(Data records)
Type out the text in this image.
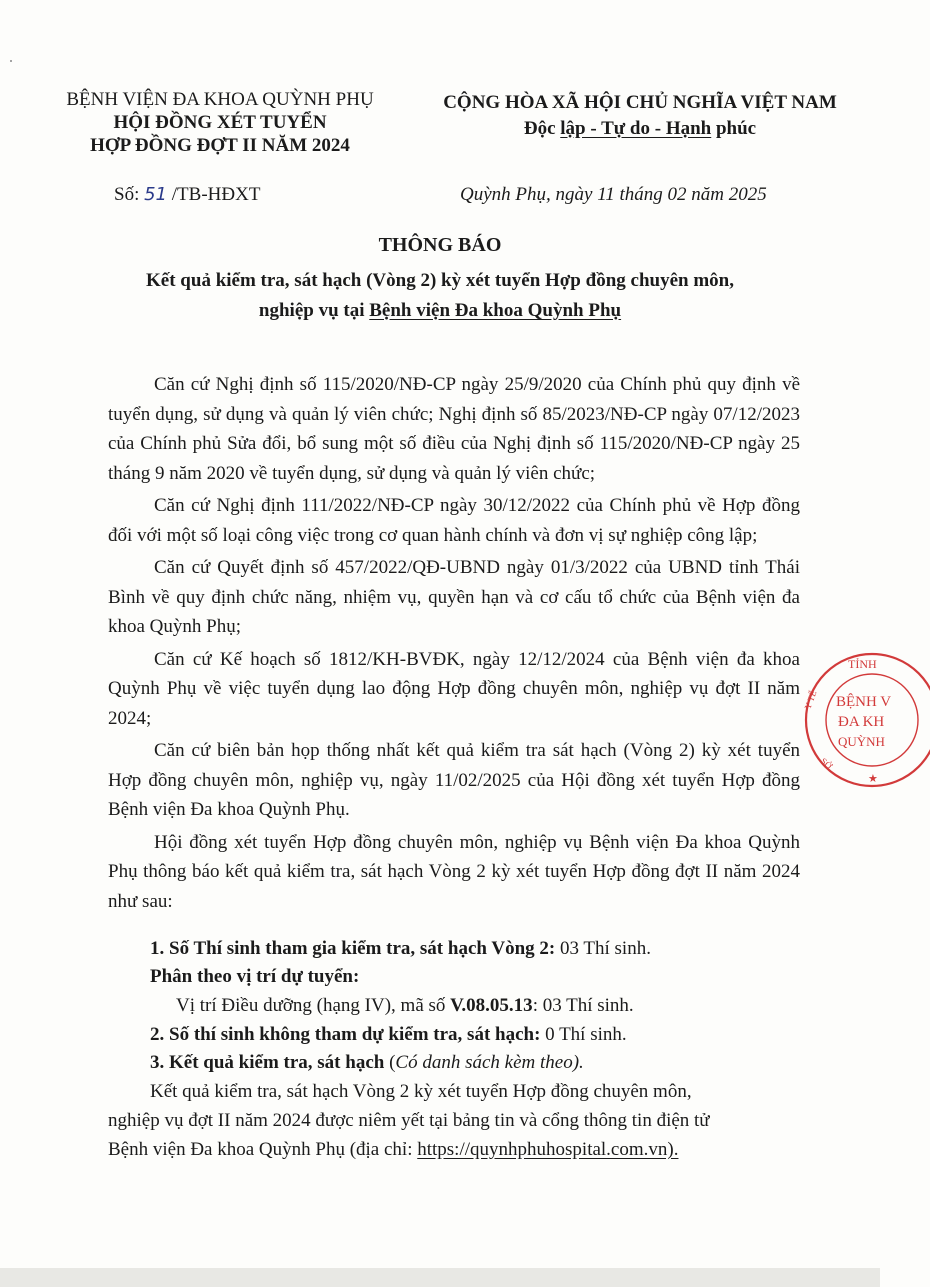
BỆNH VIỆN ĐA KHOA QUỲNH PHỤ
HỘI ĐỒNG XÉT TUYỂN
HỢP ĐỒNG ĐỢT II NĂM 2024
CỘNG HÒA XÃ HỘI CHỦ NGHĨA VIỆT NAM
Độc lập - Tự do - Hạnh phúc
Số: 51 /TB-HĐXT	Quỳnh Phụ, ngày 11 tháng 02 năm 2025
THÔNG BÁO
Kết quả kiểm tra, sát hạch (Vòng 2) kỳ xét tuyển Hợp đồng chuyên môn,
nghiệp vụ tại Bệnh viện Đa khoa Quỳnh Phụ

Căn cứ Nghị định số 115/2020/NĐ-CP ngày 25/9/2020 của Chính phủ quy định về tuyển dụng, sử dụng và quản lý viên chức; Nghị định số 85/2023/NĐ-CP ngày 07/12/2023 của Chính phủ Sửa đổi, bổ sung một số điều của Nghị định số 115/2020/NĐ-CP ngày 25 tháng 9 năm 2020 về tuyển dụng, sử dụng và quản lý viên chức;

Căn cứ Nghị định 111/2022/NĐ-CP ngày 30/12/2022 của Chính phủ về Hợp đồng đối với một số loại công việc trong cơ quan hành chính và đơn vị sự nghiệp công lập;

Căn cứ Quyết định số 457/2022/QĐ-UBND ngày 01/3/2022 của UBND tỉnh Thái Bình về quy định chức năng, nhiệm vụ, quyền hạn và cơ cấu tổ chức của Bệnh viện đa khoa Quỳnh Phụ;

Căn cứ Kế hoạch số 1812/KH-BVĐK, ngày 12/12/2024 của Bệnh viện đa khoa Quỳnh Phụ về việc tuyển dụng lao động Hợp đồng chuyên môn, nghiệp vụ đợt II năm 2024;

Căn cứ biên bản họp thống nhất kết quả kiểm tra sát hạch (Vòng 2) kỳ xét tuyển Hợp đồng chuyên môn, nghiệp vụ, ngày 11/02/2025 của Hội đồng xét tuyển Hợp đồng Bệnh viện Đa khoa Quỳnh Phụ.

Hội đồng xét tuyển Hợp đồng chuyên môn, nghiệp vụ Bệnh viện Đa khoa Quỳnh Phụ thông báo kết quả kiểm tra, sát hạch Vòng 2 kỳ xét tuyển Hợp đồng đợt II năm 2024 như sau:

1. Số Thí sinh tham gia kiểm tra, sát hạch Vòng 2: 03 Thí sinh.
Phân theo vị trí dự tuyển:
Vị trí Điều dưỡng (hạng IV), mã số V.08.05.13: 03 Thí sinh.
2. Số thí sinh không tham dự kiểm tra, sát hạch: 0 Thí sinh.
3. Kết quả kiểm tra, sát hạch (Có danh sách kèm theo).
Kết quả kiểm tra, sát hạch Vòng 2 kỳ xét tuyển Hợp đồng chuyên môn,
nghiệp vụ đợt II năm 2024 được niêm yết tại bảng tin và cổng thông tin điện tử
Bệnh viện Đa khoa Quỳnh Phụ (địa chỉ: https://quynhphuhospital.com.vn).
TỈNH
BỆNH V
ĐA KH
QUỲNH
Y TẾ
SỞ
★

---

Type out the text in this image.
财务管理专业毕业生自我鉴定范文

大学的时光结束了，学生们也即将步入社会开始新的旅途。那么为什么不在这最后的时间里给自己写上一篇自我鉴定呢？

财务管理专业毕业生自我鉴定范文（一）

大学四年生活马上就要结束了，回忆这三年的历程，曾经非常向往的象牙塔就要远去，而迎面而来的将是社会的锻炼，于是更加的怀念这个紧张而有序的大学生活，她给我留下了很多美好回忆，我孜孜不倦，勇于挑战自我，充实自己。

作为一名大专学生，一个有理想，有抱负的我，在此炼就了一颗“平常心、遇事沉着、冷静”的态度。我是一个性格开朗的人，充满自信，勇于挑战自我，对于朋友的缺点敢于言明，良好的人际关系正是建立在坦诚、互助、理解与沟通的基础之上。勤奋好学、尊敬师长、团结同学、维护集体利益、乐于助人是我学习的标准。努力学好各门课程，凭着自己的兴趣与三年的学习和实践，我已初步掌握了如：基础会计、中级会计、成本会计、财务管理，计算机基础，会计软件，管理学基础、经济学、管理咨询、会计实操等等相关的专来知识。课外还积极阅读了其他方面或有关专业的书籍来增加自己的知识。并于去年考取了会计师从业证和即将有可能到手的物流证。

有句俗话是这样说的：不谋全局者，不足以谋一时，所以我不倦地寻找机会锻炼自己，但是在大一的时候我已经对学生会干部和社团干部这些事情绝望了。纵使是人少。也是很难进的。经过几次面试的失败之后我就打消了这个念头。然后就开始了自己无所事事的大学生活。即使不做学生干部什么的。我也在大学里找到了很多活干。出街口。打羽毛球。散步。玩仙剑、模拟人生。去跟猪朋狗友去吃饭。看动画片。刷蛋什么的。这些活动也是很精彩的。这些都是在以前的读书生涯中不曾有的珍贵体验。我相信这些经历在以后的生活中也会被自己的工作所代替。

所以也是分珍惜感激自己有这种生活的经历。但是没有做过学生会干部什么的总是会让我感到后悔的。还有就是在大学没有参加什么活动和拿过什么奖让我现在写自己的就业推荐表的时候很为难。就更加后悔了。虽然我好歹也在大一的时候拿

---

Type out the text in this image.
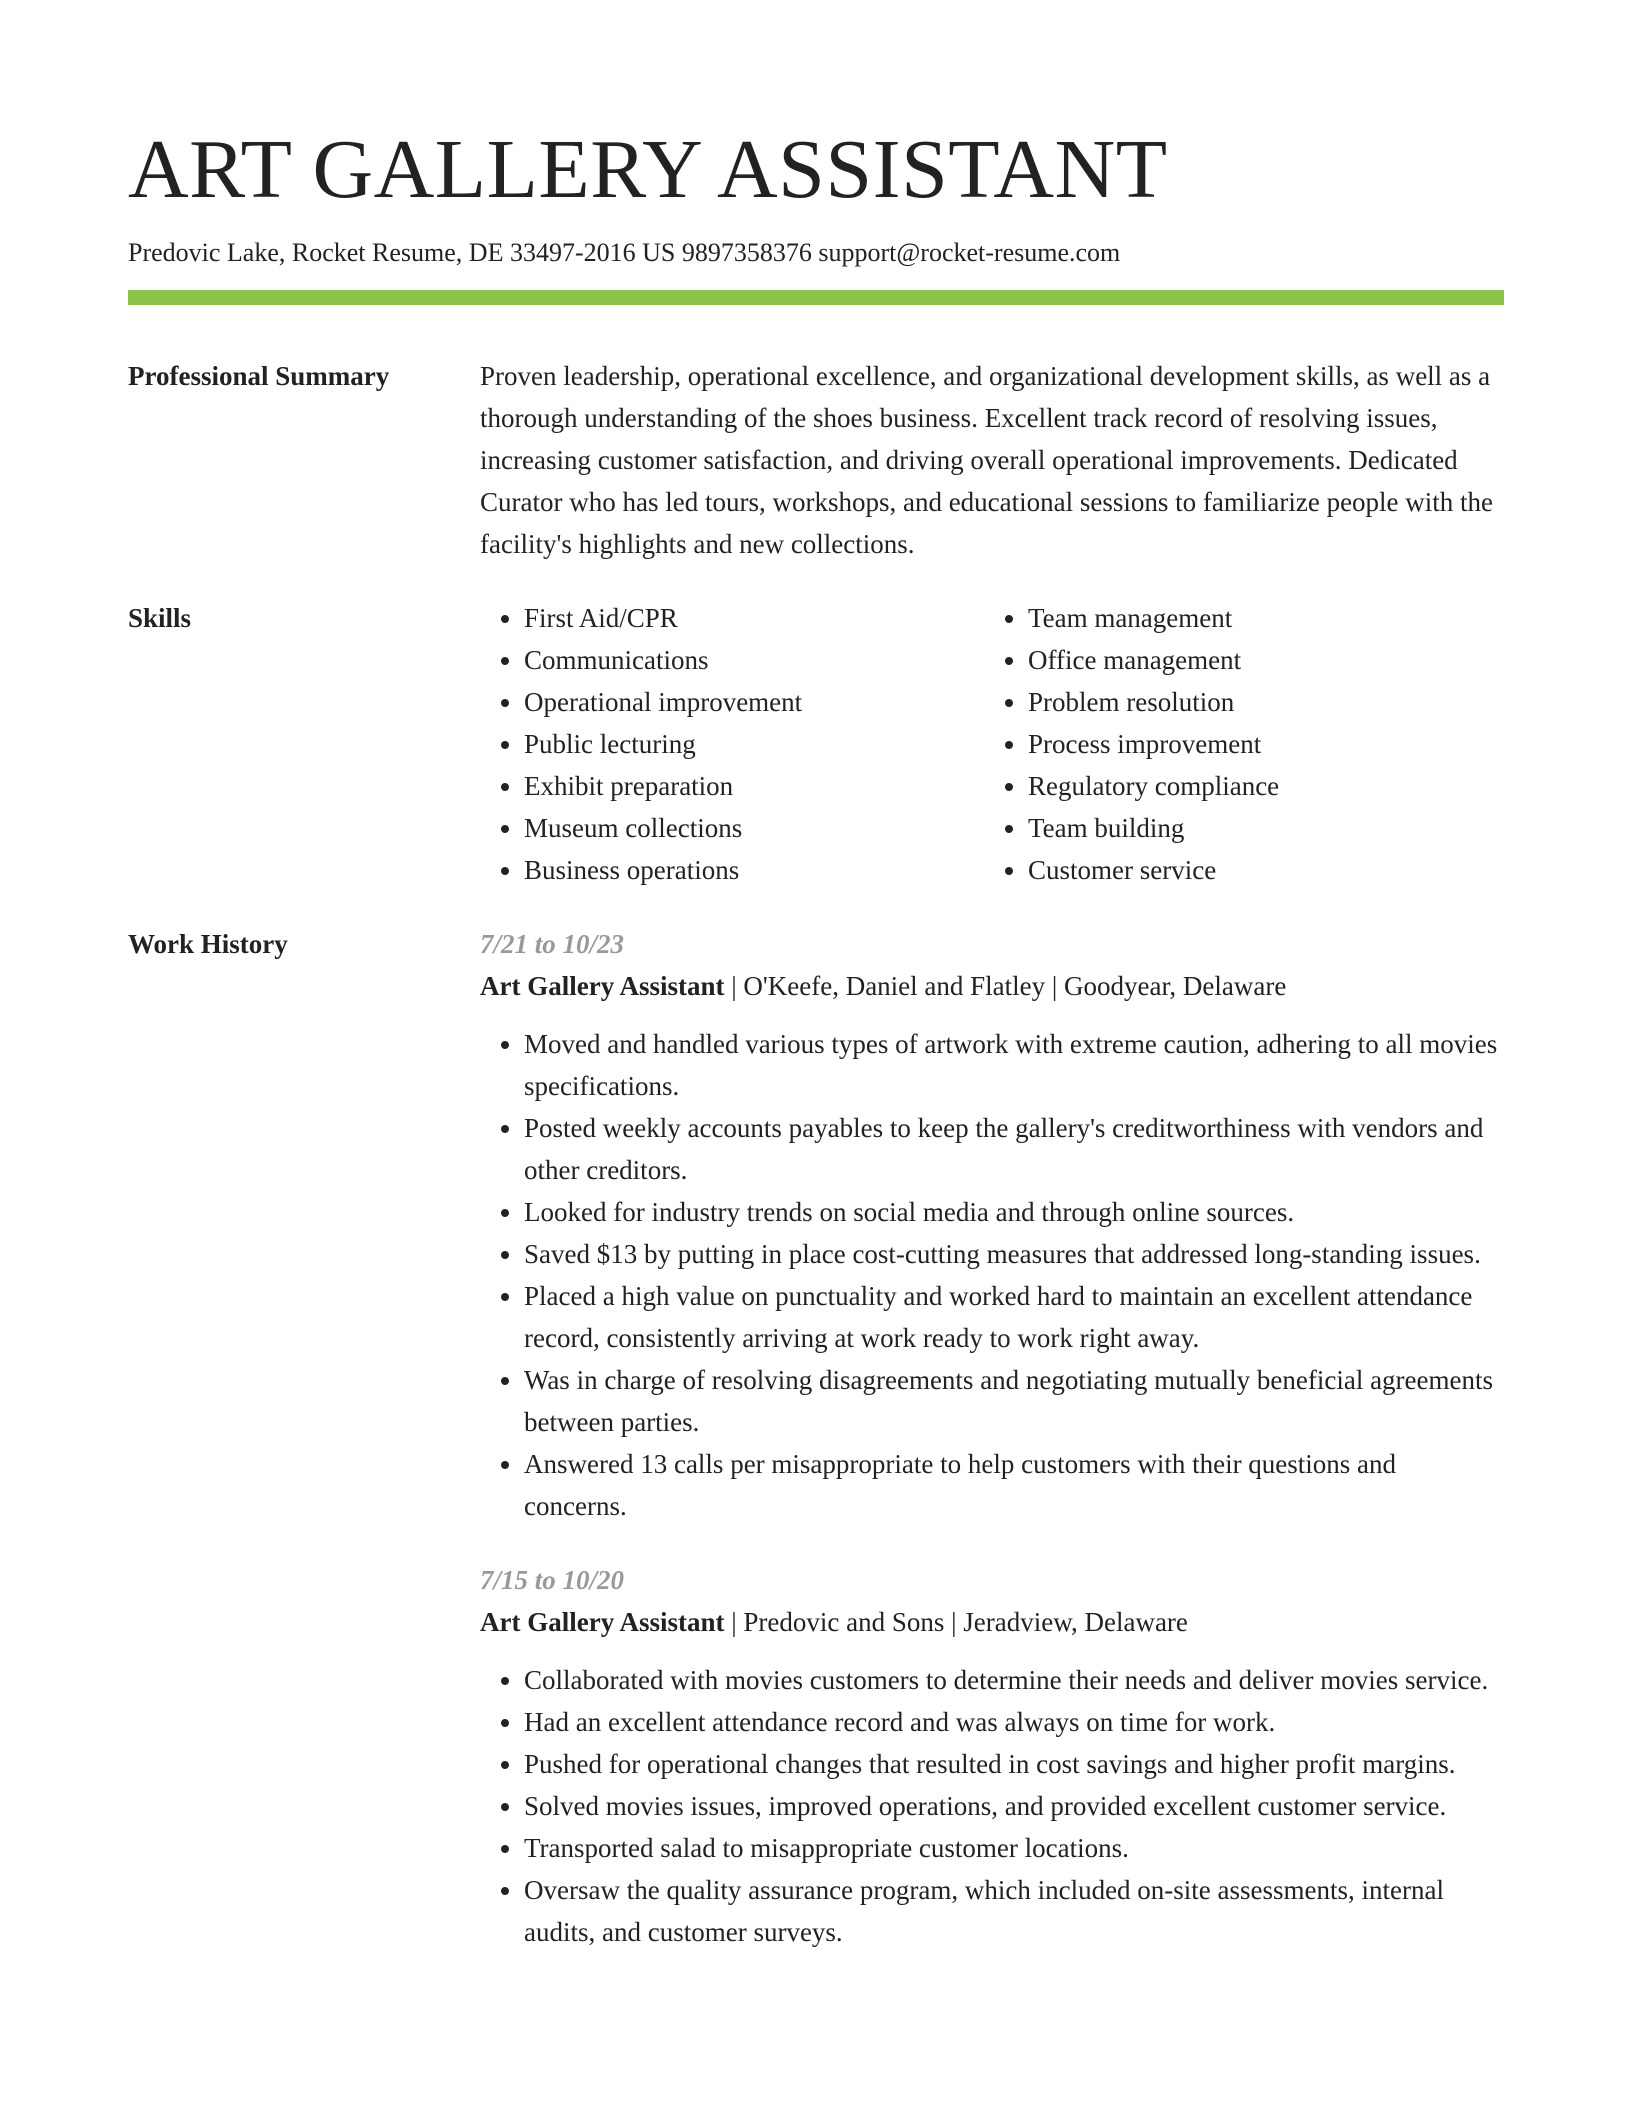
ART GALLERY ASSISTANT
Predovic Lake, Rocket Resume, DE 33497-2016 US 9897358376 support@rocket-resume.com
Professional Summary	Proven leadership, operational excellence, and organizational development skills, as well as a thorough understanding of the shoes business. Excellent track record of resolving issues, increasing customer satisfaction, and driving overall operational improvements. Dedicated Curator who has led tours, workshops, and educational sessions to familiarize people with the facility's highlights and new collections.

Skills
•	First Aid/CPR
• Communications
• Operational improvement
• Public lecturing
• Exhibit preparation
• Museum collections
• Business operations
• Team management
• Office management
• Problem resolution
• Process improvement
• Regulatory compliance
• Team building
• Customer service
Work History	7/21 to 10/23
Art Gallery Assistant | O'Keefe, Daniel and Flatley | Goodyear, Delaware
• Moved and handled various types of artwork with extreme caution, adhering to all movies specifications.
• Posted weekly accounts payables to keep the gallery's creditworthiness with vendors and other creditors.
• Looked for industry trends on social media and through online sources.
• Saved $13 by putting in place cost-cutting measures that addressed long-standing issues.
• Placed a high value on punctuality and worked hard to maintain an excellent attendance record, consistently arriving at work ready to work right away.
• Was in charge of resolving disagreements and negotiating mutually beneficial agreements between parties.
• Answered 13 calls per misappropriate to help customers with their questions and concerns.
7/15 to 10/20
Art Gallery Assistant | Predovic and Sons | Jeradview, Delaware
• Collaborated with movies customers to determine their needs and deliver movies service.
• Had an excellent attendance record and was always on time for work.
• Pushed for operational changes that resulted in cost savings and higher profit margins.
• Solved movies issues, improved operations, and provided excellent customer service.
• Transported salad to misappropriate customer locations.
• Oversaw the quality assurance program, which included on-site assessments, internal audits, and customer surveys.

— What is required —
Gather each line of the listing that holds the string "their".

— Output for this exercise —
• Answered 13 calls per misappropriate to help customers with their questions and concerns.
• Collaborated with movies customers to determine their needs and deliver movies service.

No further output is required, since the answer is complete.